(Given problem): Keep the images out and copy every entry below exactly.

(Data section):
[Begin]

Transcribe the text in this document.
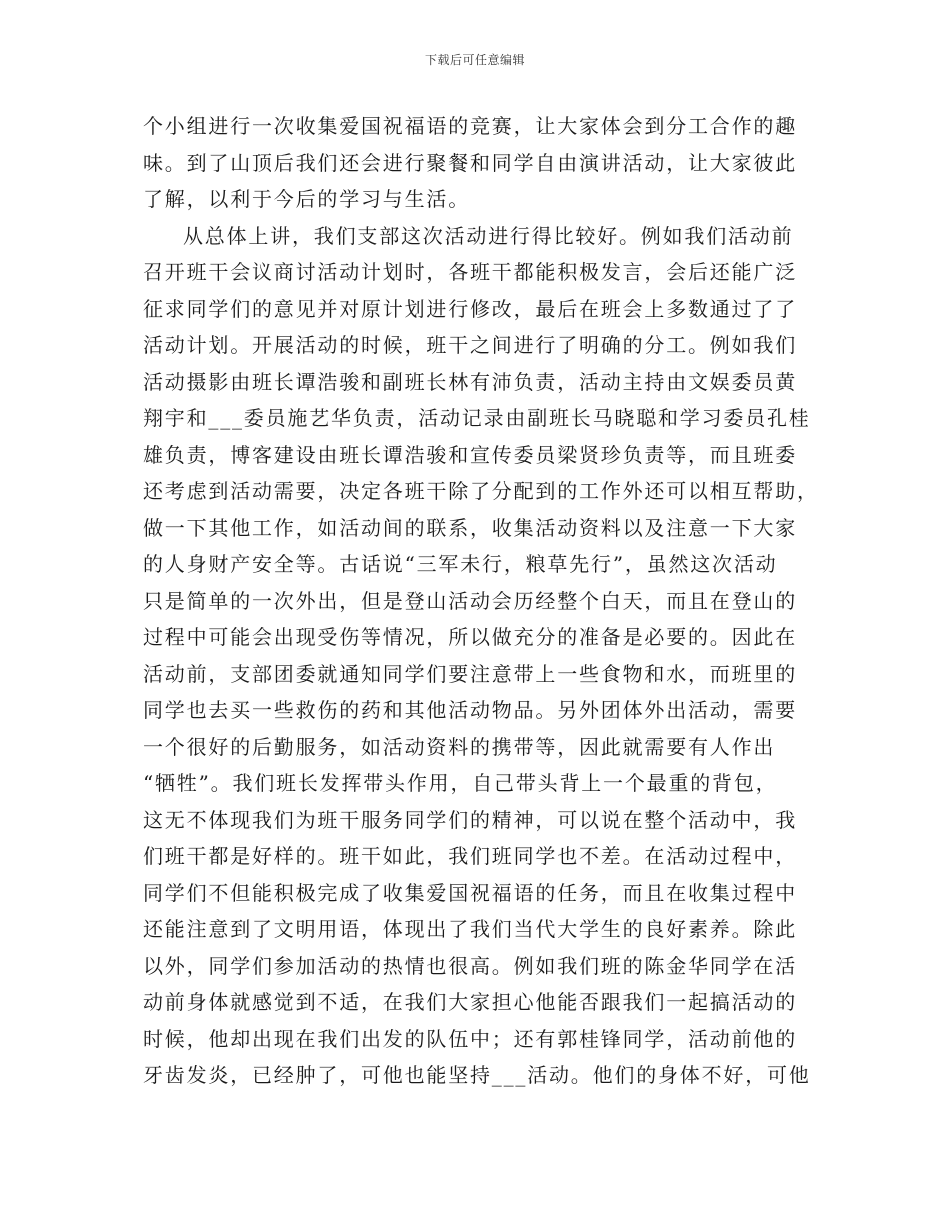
下载后可任意编辑
个小组进行一次收集爱国祝福语的竞赛，让大家体会到分工合作的趣
味。到了山顶后我们还会进行聚餐和同学自由演讲活动，让大家彼此
了解，以利于今后的学习与生活。
从总体上讲，我们支部这次活动进行得比较好。例如我们活动前
召开班干会议商讨活动计划时，各班干都能积极发言，会后还能广泛
征求同学们的意见并对原计划进行修改，最后在班会上多数通过了了
活动计划。开展活动的时候，班干之间进行了明确的分工。例如我们
活动摄影由班长谭浩骏和副班长林有沛负责，活动主持由文娱委员黄
翔宇和___委员施艺华负责，活动记录由副班长马晓聪和学习委员孔桂
雄负责，博客建设由班长谭浩骏和宣传委员梁贤珍负责等，而且班委
还考虑到活动需要，决定各班干除了分配到的工作外还可以相互帮助，
做一下其他工作，如活动间的联系，收集活动资料以及注意一下大家
的人身财产安全等。古话说“三军未行，粮草先行”，虽然这次活动
只是简单的一次外出，但是登山活动会历经整个白天，而且在登山的
过程中可能会出现受伤等情况，所以做充分的准备是必要的。因此在
活动前，支部团委就通知同学们要注意带上一些食物和水，而班里的
同学也去买一些救伤的药和其他活动物品。另外团体外出活动，需要
一个很好的后勤服务，如活动资料的携带等，因此就需要有人作出
“牺牲”。我们班长发挥带头作用，自己带头背上一个最重的背包，
这无不体现我们为班干服务同学们的精神，可以说在整个活动中，我
们班干都是好样的。班干如此，我们班同学也不差。在活动过程中，
同学们不但能积极完成了收集爱国祝福语的任务，而且在收集过程中
还能注意到了文明用语，体现出了我们当代大学生的良好素养。除此
以外，同学们参加活动的热情也很高。例如我们班的陈金华同学在活
动前身体就感觉到不适，在我们大家担心他能否跟我们一起搞活动的
时候，他却出现在我们出发的队伍中；还有郭桂锋同学，活动前他的
牙齿发炎，已经肿了，可他也能坚持___活动。他们的身体不好，可他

[End]

(Exercise result):
Transcribe the text in this document.
下载后可任意编辑
个小组进行一次收集爱国祝福语的竞赛，让大家体会到分工合作的趣
味。到了山顶后我们还会进行聚餐和同学自由演讲活动，让大家彼此
了解，以利于今后的学习与生活。
从总体上讲，我们支部这次活动进行得比较好。例如我们活动前
召开班干会议商讨活动计划时，各班干都能积极发言，会后还能广泛
征求同学们的意见并对原计划进行修改，最后在班会上多数通过了了
活动计划。开展活动的时候，班干之间进行了明确的分工。例如我们
活动摄影由班长谭浩骏和副班长林有沛负责，活动主持由文娱委员黄
翔宇和___委员施艺华负责，活动记录由副班长马晓聪和学习委员孔桂
雄负责，博客建设由班长谭浩骏和宣传委员梁贤珍负责等，而且班委
还考虑到活动需要，决定各班干除了分配到的工作外还可以相互帮助，
做一下其他工作，如活动间的联系，收集活动资料以及注意一下大家
的人身财产安全等。古话说“三军未行，粮草先行”，虽然这次活动
只是简单的一次外出，但是登山活动会历经整个白天，而且在登山的
过程中可能会出现受伤等情况，所以做充分的准备是必要的。因此在
活动前，支部团委就通知同学们要注意带上一些食物和水，而班里的
同学也去买一些救伤的药和其他活动物品。另外团体外出活动，需要
一个很好的后勤服务，如活动资料的携带等，因此就需要有人作出
“牺牲”。我们班长发挥带头作用，自己带头背上一个最重的背包，
这无不体现我们为班干服务同学们的精神，可以说在整个活动中，我
们班干都是好样的。班干如此，我们班同学也不差。在活动过程中，
同学们不但能积极完成了收集爱国祝福语的任务，而且在收集过程中
还能注意到了文明用语，体现出了我们当代大学生的良好素养。除此
以外，同学们参加活动的热情也很高。例如我们班的陈金华同学在活
动前身体就感觉到不适，在我们大家担心他能否跟我们一起搞活动的
时候，他却出现在我们出发的队伍中；还有郭桂锋同学，活动前他的
牙齿发炎，已经肿了，可他也能坚持___活动。他们的身体不好，可他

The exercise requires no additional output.